**What you should do**
Copy each line with the word "słońca" in it.

**Data lines**
╭──

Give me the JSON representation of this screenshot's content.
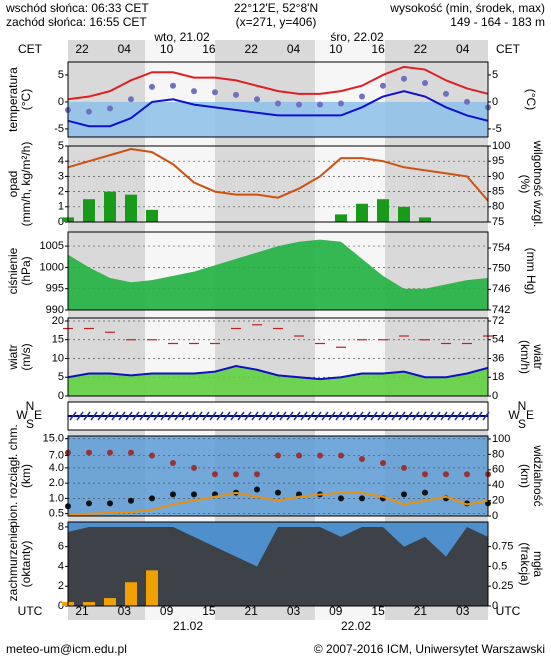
{
  "header": {
    "sunrise": "wschód słońca: 06:33 CET",
    "sunset": "zachód słońca: 16:55 CET",
    "coords": "22°12'E, 52°8'N",
    "grid": "(x=271, y=406)",
    "height_title": "wysokość (min, środek, max)",
    "height_values": "149 - 164 - 183 m"
  },
  "time_axis": {
    "top_zone": "CET",
    "bottom_zone": "UTC",
    "cet_labels": [
      "22",
      "04",
      "10",
      "16",
      "22",
      "04",
      "10",
      "16",
      "22",
      "04"
    ],
    "utc_labels": [
      "21",
      "03",
      "09",
      "15",
      "21",
      "03",
      "09",
      "15",
      "21",
      "03"
    ],
    "top_dates": [
      "wto, 21.02",
      "śro, 22.02"
    ],
    "bottom_dates": [
      "21.02",
      "22.02"
    ]
  },
  "footer": {
    "email": "meteo-um@icm.edu.pl",
    "copyright": "© 2007-2016 ICM, Uniwersytet Warszawski"
  },
  "chart_data": [
    {
      "type": "line",
      "ylabel": [
        "temperatura",
        "(°C)"
      ],
      "y2label": [
        "(°C)"
      ],
      "ylim": [
        -6.5,
        7.4
      ],
      "yticks": [
        -5,
        0,
        5
      ],
      "y2lim": [
        -6.5,
        7.4
      ],
      "y2ticks": [
        -5,
        0,
        5
      ],
      "series": [
        {
          "style": "line",
          "color": "#e02020",
          "values": [
            0.5,
            1,
            2,
            4,
            5.5,
            5.5,
            4.5,
            4.5,
            4,
            3,
            2,
            1.5,
            1.5,
            2,
            3,
            5,
            6.5,
            6,
            4,
            2.5,
            1.5
          ]
        },
        {
          "style": "dots",
          "color": "#7070c0",
          "values": [
            -1.5,
            -1.8,
            -1.2,
            0.5,
            2.8,
            3,
            2,
            1.8,
            1.3,
            0.5,
            -0.3,
            -0.5,
            -0.5,
            -0.3,
            1,
            3,
            4.3,
            3.5,
            1.5,
            0,
            -1
          ]
        },
        {
          "style": "line",
          "color": "#1010d0",
          "values": [
            -3.5,
            -4.5,
            -4.5,
            -3,
            0,
            0.5,
            -0.5,
            -1,
            -1.5,
            -2,
            -2.5,
            -2.5,
            -2.5,
            -2.5,
            -1,
            1,
            2,
            1,
            -1,
            -2.5,
            -3.5
          ]
        }
      ]
    },
    {
      "type": "line",
      "ylabel": [
        "opad",
        "(mm/h, kg/m²/h)"
      ],
      "y2label": [
        "(%)",
        "wilgotność wzgl."
      ],
      "ylim": [
        0,
        5
      ],
      "yticks": [
        0,
        1,
        2,
        3,
        4,
        5
      ],
      "y2lim": [
        75,
        100
      ],
      "y2ticks": [
        75,
        80,
        85,
        90,
        95,
        100
      ],
      "grid": true,
      "series": [
        {
          "style": "bar",
          "color": "#1a9a1a",
          "values": [
            0.3,
            1.5,
            2,
            1.8,
            0.8,
            0,
            0,
            0,
            0,
            0,
            0,
            0,
            0,
            0.5,
            1.2,
            1.5,
            1,
            0.3,
            0,
            0,
            0
          ]
        },
        {
          "style": "line",
          "axis": "y2",
          "color": "#d05010",
          "values": [
            93,
            95,
            97,
            99,
            98,
            94,
            88,
            85,
            84,
            84,
            83,
            86,
            90,
            96,
            96,
            95,
            93,
            92,
            91,
            90,
            82
          ]
        }
      ]
    },
    {
      "type": "area",
      "ylabel": [
        "ciśnienie",
        "(hPa)"
      ],
      "y2label": [
        "(mm Hg)"
      ],
      "ylim": [
        990,
        1008.3
      ],
      "yticks": [
        990,
        995,
        1000,
        1005
      ],
      "y2lim": [
        742,
        757.1
      ],
      "y2ticks": [
        742,
        746,
        750,
        754
      ],
      "grid": true,
      "series": [
        {
          "style": "area",
          "color": "#20b040",
          "values": [
            1003,
            1000,
            997.5,
            996.5,
            997,
            998,
            999,
            1000.5,
            1002,
            1003.5,
            1005,
            1006,
            1006.5,
            1006,
            1002,
            998,
            995,
            995,
            996,
            997,
            997.5
          ]
        }
      ]
    },
    {
      "type": "line",
      "ylabel": [
        "wiatr",
        "(m/s)"
      ],
      "y2label": [
        "(km/h)",
        "wiatr"
      ],
      "ylim": [
        0,
        20.8
      ],
      "yticks": [
        0,
        5,
        10,
        15,
        20
      ],
      "y2lim": [
        0,
        74.9
      ],
      "y2ticks": [
        0,
        18,
        36,
        54,
        72
      ],
      "grid": true,
      "series": [
        {
          "style": "area",
          "color": "#60d040",
          "values": [
            5,
            6,
            6,
            5.5,
            6,
            6,
            6,
            6.5,
            8,
            7,
            5.5,
            5,
            4.5,
            5,
            6,
            6,
            6.5,
            5,
            5,
            6,
            7.5
          ]
        },
        {
          "style": "line",
          "color": "#1010c0",
          "values": [
            5,
            6,
            6,
            5.5,
            6,
            6,
            6,
            6.5,
            8,
            7,
            5.5,
            5,
            4.5,
            5,
            6,
            6,
            6.5,
            5,
            5,
            6,
            7.5
          ]
        },
        {
          "style": "dash",
          "color": "#c02020",
          "values": [
            18,
            18,
            17,
            15,
            15,
            14,
            14,
            14,
            18,
            19,
            18,
            16,
            14,
            13,
            15,
            15,
            16,
            15,
            14,
            14,
            16
          ]
        }
      ]
    },
    {
      "type": "compass",
      "compass": [
        "N",
        "W",
        "E",
        "S"
      ]
    },
    {
      "type": "line",
      "ylabel": [
        "pion. rozciągł. chm.",
        "(km)"
      ],
      "y2label": [
        "(km)",
        "widzialność"
      ],
      "ylog": true,
      "ylim": [
        0.45,
        17
      ],
      "yticks": [
        {
          "value": 0.5,
          "label": "0.5"
        },
        {
          "value": 1,
          "label": "1.0"
        },
        {
          "value": 2,
          "label": "2.0"
        },
        {
          "value": 4,
          "label": "4.0"
        },
        {
          "value": 7,
          "label": "7.0"
        },
        {
          "value": 15,
          "label": "15.0"
        }
      ],
      "y2lim": [
        0,
        103.9
      ],
      "y2ticks": [
        0,
        20,
        40,
        60,
        80,
        100
      ],
      "grid": true,
      "series": [
        {
          "style": "dots",
          "color": "#993333",
          "values": [
            8,
            8,
            8,
            8,
            7,
            5,
            4,
            3,
            3,
            3,
            7,
            7,
            7,
            7,
            6,
            5,
            4,
            3,
            3,
            3,
            3
          ]
        },
        {
          "style": "dots",
          "color": "#111111",
          "values": [
            0.7,
            0.8,
            0.8,
            0.9,
            1,
            1.2,
            1.2,
            1.2,
            1.3,
            1.5,
            1.3,
            1.2,
            1.2,
            1,
            1,
            1,
            1.2,
            1.3,
            1,
            0.8,
            0.8
          ]
        },
        {
          "style": "line",
          "axis": "y2",
          "color": "#e89010",
          "values": [
            2,
            3,
            4,
            5,
            8,
            15,
            20,
            25,
            30,
            25,
            20,
            25,
            28,
            30,
            30,
            25,
            15,
            20,
            25,
            15,
            20
          ]
        }
      ]
    },
    {
      "type": "area",
      "ylabel": [
        "zachmurzenie",
        "(oktanty)"
      ],
      "y2label": [
        "(frakcja)",
        "mgła"
      ],
      "ylim": [
        0,
        8.5
      ],
      "yticks": [
        0,
        2,
        4,
        6,
        8
      ],
      "y2lim": [
        0,
        1.06
      ],
      "y2ticks": [
        0,
        0.25,
        0.5,
        0.75
      ],
      "series": [
        {
          "style": "area",
          "color": "#3a3a3a",
          "values": [
            7.5,
            8,
            8,
            8,
            8,
            8,
            7,
            6,
            5,
            4,
            8,
            8,
            8,
            7,
            8,
            8,
            6,
            7,
            5,
            8,
            7
          ]
        },
        {
          "style": "bar",
          "axis": "y2",
          "color": "#f0a000",
          "values": [
            0.05,
            0.05,
            0.1,
            0.3,
            0.45,
            0,
            0,
            0,
            0,
            0,
            0,
            0,
            0,
            0,
            0,
            0,
            0,
            0,
            0,
            0,
            0
          ]
        }
      ]
    }
  ]
}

╰──

**Final answer**
    "sunrise": "wschód słońca: 06:33 CET",
    "sunset": "zachód słońca: 16:55 CET",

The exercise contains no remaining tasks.